Saved entries:
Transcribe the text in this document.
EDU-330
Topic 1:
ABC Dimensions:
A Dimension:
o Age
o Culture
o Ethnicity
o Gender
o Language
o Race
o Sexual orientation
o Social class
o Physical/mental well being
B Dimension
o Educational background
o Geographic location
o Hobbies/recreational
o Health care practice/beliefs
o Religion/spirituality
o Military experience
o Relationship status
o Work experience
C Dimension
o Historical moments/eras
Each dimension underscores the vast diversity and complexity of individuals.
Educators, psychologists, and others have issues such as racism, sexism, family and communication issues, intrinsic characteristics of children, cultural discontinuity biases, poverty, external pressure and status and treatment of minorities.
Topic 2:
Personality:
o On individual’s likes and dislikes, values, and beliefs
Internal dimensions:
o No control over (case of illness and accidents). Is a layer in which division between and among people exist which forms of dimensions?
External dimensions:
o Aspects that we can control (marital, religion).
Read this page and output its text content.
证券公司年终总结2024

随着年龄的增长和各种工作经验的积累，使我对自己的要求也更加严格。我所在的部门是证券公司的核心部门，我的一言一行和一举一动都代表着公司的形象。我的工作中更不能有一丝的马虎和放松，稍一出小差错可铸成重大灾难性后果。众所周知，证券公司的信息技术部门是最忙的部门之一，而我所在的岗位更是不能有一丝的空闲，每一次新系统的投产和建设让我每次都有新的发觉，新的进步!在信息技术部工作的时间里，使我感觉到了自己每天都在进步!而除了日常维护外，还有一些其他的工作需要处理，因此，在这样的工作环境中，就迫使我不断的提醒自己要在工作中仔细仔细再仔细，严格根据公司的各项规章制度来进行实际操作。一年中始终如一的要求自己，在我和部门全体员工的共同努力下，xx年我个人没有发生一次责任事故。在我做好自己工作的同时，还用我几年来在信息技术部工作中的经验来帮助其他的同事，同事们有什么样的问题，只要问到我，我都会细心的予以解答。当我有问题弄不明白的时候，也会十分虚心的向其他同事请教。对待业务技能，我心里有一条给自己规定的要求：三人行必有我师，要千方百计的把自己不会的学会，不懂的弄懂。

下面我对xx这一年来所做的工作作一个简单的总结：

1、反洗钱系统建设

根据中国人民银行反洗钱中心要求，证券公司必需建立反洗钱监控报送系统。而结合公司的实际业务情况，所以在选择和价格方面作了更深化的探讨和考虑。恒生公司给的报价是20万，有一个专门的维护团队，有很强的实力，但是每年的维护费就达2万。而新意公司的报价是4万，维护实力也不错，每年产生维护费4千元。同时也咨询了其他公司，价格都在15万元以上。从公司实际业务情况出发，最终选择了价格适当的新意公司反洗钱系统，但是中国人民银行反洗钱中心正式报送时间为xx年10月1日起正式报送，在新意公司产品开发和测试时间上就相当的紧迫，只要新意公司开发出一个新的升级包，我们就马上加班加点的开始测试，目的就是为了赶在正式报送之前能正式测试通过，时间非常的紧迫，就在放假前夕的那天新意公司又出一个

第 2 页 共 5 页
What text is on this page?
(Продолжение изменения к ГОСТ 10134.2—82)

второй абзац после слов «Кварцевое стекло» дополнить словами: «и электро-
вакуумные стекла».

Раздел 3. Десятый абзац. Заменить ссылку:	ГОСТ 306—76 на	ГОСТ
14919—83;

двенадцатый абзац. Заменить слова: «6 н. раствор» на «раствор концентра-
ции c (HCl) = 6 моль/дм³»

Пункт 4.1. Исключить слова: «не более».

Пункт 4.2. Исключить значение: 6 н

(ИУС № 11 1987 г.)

Set task: Give the records above again, word for word.

Result of the exercise:
Transcribe the text in this document.
EDU-330
Topic 1:
ABC Dimensions:
A Dimension:
o Age
o Culture
o Ethnicity
o Gender
o Language
o Race
o Sexual orientation
o Social class
o Physical/mental well being
B Dimension
o Educational background
o Geographic location
o Hobbies/recreational
o Health care practice/beliefs
o Religion/spirituality
o Military experience
o Relationship status
o Work experience
C Dimension
o Historical moments/eras
Each dimension underscores the vast diversity and complexity of individuals.
Educators, psychologists, and others have issues such as racism, sexism, family and communication issues, intrinsic characteristics of children, cultural discontinuity biases, poverty, external pressure and status and treatment of minorities.
Topic 2:
Personality:
o On individual’s likes and dislikes, values, and beliefs
Internal dimensions:
o No control over (case of illness and accidents). Is a layer in which division between and among people exist which forms of dimensions?
External dimensions:
o Aspects that we can control (marital, religion).
Read this page and output its text content.
证券公司年终总结2024

随着年龄的增长和各种工作经验的积累，使我对自己的要求也更加严格。我所在的部门是证券公司的核心部门，我的一言一行和一举一动都代表着公司的形象。我的工作中更不能有一丝的马虎和放松，稍一出小差错可铸成重大灾难性后果。众所周知，证券公司的信息技术部门是最忙的部门之一，而我所在的岗位更是不能有一丝的空闲，每一次新系统的投产和建设让我每次都有新的发觉，新的进步!在信息技术部工作的时间里，使我感觉到了自己每天都在进步!而除了日常维护外，还有一些其他的工作需要处理，因此，在这样的工作环境中，就迫使我不断的提醒自己要在工作中仔细仔细再仔细，严格根据公司的各项规章制度来进行实际操作。一年中始终如一的要求自己，在我和部门全体员工的共同努力下，xx年我个人没有发生一次责任事故。在我做好自己工作的同时，还用我几年来在信息技术部工作中的经验来帮助其他的同事，同事们有什么样的问题，只要问到我，我都会细心的予以解答。当我有问题弄不明白的时候，也会十分虚心的向其他同事请教。对待业务技能，我心里有一条给自己规定的要求：三人行必有我师，要千方百计的把自己不会的学会，不懂的弄懂。

下面我对xx这一年来所做的工作作一个简单的总结：

1、反洗钱系统建设

根据中国人民银行反洗钱中心要求，证券公司必需建立反洗钱监控报送系统。而结合公司的实际业务情况，所以在选择和价格方面作了更深化的探讨和考虑。恒生公司给的报价是20万，有一个专门的维护团队，有很强的实力，但是每年的维护费就达2万。而新意公司的报价是4万，维护实力也不错，每年产生维护费4千元。同时也咨询了其他公司，价格都在15万元以上。从公司实际业务情况出发，最终选择了价格适当的新意公司反洗钱系统，但是中国人民银行反洗钱中心正式报送时间为xx年10月1日起正式报送，在新意公司产品开发和测试时间上就相当的紧迫，只要新意公司开发出一个新的升级包，我们就马上加班加点的开始测试，目的就是为了赶在正式报送之前能正式测试通过，时间非常的紧迫，就在放假前夕的那天新意公司又出一个

第 2 页 共 5 页
What text is on this page?
(Продолжение изменения к ГОСТ 10134.2—82)

второй абзац после слов «Кварцевое стекло» дополнить словами: «и электро-
вакуумные стекла».

Раздел 3. Десятый абзац. Заменить ссылку:	ГОСТ 306—76 на	ГОСТ
14919—83;

двенадцатый абзац. Заменить слова: «6 н. раствор» на «раствор концентра-
ции c (HCl) = 6 моль/дм³»

Пункт 4.1. Исключить слова: «не более».

Пункт 4.2. Исключить значение: 6 н

(ИУС № 11 1987 г.)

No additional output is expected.